__Task inputs__.
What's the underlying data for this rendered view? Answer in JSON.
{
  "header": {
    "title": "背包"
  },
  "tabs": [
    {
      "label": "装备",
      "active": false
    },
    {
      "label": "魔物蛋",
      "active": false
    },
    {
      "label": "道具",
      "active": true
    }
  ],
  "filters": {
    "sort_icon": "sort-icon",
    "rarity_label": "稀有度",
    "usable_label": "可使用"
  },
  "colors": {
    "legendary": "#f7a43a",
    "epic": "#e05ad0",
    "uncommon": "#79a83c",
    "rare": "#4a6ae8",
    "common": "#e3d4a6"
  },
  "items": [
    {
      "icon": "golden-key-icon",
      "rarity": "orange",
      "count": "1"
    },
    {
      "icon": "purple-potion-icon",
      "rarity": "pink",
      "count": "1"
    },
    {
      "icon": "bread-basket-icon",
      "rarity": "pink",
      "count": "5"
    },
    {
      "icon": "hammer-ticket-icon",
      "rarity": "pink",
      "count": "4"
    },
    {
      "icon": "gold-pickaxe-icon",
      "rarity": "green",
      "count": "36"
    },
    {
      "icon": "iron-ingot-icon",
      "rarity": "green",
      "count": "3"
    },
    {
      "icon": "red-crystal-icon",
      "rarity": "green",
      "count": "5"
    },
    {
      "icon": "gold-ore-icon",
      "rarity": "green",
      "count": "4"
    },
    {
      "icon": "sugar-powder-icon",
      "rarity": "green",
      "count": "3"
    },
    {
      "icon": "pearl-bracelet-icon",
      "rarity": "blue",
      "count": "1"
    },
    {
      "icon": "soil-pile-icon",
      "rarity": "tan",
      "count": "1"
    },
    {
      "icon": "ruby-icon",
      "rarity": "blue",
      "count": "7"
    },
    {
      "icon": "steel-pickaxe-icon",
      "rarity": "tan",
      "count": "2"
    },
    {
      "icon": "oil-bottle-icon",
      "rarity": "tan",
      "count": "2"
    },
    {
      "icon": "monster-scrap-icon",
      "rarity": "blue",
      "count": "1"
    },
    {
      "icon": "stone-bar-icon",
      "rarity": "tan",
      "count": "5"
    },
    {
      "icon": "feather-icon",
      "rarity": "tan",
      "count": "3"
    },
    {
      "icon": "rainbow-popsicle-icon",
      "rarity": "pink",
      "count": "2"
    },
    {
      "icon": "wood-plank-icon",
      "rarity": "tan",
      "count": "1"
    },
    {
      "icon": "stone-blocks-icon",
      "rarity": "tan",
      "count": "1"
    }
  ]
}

__Instruction__. Your task is to repeat every entry exactly.

__Answer to this problem__.
What's the underlying data for this rendered view? Answer in JSON.
{
  "header": {
    "title": "背包"
  },
  "tabs": [
    {
      "label": "装备",
      "active": false
    },
    {
      "label": "魔物蛋",
      "active": false
    },
    {
      "label": "道具",
      "active": true
    }
  ],
  "filters": {
    "sort_icon": "sort-icon",
    "rarity_label": "稀有度",
    "usable_label": "可使用"
  },
  "colors": {
    "legendary": "#f7a43a",
    "epic": "#e05ad0",
    "uncommon": "#79a83c",
    "rare": "#4a6ae8",
    "common": "#e3d4a6"
  },
  "items": [
    {
      "icon": "golden-key-icon",
      "rarity": "orange",
      "count": "1"
    },
    {
      "icon": "purple-potion-icon",
      "rarity": "pink",
      "count": "1"
    },
    {
      "icon": "bread-basket-icon",
      "rarity": "pink",
      "count": "5"
    },
    {
      "icon": "hammer-ticket-icon",
      "rarity": "pink",
      "count": "4"
    },
    {
      "icon": "gold-pickaxe-icon",
      "rarity": "green",
      "count": "36"
    },
    {
      "icon": "iron-ingot-icon",
      "rarity": "green",
      "count": "3"
    },
    {
      "icon": "red-crystal-icon",
      "rarity": "green",
      "count": "5"
    },
    {
      "icon": "gold-ore-icon",
      "rarity": "green",
      "count": "4"
    },
    {
      "icon": "sugar-powder-icon",
      "rarity": "green",
      "count": "3"
    },
    {
      "icon": "pearl-bracelet-icon",
      "rarity": "blue",
      "count": "1"
    },
    {
      "icon": "soil-pile-icon",
      "rarity": "tan",
      "count": "1"
    },
    {
      "icon": "ruby-icon",
      "rarity": "blue",
      "count": "7"
    },
    {
      "icon": "steel-pickaxe-icon",
      "rarity": "tan",
      "count": "2"
    },
    {
      "icon": "oil-bottle-icon",
      "rarity": "tan",
      "count": "2"
    },
    {
      "icon": "monster-scrap-icon",
      "rarity": "blue",
      "count": "1"
    },
    {
      "icon": "stone-bar-icon",
      "rarity": "tan",
      "count": "5"
    },
    {
      "icon": "feather-icon",
      "rarity": "tan",
      "count": "3"
    },
    {
      "icon": "rainbow-popsicle-icon",
      "rarity": "pink",
      "count": "2"
    },
    {
      "icon": "wood-plank-icon",
      "rarity": "tan",
      "count": "1"
    },
    {
      "icon": "stone-blocks-icon",
      "rarity": "tan",
      "count": "1"
    }
  ]
}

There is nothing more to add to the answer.